**STATED GOAL:**
Find the string "screenshot" and gather every line that holds it.

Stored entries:
◇ ◇ ◇ ◇ ◇

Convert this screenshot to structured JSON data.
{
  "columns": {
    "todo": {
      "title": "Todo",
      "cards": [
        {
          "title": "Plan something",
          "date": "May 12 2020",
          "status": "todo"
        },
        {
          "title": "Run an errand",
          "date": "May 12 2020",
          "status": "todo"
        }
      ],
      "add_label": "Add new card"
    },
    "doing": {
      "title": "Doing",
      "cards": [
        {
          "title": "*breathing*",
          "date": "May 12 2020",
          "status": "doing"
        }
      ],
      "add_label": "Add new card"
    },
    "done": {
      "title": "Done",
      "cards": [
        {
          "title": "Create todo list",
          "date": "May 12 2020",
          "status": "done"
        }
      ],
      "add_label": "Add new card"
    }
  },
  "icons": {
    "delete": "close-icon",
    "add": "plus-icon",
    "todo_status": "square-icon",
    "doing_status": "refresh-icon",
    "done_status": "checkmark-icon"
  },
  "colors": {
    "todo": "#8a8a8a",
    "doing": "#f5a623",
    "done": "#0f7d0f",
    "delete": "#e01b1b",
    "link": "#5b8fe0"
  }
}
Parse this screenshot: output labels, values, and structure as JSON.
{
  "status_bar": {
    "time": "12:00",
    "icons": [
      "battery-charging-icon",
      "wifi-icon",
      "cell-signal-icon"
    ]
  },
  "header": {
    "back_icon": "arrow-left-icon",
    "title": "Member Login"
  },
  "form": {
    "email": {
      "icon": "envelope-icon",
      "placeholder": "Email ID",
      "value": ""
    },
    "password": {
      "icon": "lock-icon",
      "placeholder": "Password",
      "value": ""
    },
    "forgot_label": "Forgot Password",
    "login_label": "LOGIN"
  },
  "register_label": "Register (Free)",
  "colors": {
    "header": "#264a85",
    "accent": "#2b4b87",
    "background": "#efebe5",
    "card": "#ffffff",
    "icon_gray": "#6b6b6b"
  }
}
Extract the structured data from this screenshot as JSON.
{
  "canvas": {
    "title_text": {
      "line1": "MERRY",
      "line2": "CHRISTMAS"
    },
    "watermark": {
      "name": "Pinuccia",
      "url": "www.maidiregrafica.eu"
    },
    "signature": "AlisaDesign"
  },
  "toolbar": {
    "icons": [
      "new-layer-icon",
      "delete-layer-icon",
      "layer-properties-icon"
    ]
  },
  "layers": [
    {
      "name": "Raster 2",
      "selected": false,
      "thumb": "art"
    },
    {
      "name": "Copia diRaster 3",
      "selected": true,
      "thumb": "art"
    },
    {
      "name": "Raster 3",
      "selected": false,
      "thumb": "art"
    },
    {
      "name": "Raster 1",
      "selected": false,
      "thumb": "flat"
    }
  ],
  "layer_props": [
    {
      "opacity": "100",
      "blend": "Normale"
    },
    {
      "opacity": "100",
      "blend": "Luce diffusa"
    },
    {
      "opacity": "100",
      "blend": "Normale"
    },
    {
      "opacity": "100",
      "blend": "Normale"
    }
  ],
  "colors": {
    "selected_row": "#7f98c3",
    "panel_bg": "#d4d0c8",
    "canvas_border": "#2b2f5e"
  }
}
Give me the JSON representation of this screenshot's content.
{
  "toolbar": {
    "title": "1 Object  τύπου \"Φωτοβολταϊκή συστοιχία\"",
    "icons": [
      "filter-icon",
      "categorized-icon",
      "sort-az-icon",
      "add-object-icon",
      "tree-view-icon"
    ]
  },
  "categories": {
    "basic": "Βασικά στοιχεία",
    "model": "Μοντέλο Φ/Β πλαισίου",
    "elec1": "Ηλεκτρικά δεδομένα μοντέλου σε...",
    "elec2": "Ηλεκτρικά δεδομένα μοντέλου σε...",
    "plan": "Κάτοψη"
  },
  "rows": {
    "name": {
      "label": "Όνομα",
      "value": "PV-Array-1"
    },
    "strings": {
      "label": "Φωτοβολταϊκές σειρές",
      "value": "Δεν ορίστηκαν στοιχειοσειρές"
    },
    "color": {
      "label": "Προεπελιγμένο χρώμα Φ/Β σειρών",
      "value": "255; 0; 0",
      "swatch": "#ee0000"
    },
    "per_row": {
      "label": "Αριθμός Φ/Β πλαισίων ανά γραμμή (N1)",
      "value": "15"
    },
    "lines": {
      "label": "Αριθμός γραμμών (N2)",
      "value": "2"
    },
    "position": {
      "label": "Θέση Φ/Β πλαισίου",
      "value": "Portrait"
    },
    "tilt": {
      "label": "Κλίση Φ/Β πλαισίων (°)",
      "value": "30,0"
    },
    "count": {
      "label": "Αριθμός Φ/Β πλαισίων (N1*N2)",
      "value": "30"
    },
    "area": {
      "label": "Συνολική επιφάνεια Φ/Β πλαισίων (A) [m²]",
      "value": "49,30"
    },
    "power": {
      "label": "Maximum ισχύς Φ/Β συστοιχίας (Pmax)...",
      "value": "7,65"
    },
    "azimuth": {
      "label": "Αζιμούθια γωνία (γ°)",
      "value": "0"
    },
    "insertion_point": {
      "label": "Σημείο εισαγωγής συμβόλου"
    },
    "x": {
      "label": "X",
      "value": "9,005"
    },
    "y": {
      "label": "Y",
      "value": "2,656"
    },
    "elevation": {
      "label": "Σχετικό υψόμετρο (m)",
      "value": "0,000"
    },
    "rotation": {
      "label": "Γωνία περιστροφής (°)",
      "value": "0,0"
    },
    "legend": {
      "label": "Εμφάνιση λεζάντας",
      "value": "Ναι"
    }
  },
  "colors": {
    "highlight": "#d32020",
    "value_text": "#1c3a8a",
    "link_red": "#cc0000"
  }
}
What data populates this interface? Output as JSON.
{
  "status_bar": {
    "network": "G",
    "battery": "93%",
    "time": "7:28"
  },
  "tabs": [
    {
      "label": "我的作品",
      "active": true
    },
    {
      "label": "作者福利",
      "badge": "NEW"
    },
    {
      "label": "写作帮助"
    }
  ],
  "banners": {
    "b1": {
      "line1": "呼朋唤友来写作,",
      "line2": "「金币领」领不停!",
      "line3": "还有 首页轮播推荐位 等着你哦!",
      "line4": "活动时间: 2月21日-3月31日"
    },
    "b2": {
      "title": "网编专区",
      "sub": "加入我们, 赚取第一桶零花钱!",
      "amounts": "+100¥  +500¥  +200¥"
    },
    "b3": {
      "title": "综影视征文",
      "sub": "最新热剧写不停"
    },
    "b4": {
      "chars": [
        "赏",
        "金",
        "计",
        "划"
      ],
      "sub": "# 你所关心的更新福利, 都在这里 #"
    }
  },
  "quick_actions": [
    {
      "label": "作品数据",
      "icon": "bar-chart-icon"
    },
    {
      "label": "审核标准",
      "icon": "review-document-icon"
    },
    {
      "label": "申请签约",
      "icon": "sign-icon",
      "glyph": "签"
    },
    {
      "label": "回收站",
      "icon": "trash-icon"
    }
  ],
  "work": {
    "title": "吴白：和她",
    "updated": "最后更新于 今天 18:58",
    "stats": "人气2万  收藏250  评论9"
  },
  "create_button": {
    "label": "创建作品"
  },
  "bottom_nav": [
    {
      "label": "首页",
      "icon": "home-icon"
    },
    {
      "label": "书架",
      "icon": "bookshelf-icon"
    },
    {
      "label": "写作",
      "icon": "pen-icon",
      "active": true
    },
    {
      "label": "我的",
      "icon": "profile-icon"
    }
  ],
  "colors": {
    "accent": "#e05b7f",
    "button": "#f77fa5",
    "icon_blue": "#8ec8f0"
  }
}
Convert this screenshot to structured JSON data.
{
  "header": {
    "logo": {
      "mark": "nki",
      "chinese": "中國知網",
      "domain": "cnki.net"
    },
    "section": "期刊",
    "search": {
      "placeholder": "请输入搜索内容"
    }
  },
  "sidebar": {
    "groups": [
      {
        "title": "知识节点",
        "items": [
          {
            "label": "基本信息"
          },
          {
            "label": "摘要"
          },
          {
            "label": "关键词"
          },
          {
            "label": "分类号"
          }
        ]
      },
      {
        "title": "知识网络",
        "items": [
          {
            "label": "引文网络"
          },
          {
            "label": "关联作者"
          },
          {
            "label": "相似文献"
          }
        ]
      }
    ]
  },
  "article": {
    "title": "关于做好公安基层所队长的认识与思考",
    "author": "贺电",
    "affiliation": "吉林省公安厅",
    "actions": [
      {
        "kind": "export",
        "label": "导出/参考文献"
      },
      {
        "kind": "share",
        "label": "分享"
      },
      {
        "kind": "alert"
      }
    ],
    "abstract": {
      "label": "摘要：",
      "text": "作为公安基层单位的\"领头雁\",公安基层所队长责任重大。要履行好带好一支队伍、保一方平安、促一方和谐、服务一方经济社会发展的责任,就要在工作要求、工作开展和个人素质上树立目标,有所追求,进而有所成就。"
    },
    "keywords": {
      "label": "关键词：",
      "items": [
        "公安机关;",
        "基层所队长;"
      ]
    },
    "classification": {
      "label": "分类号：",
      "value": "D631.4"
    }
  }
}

◇ ◇ ◇ ◇ ◇

**SOLUTION FOR THIS EXERCISE:**
Convert this screenshot to structured JSON data.
Parse this screenshot: output labels, values, and structure as JSON.
Extract the structured data from this screenshot as JSON.
Give me the JSON representation of this screenshot's content.
Convert this screenshot to structured JSON data.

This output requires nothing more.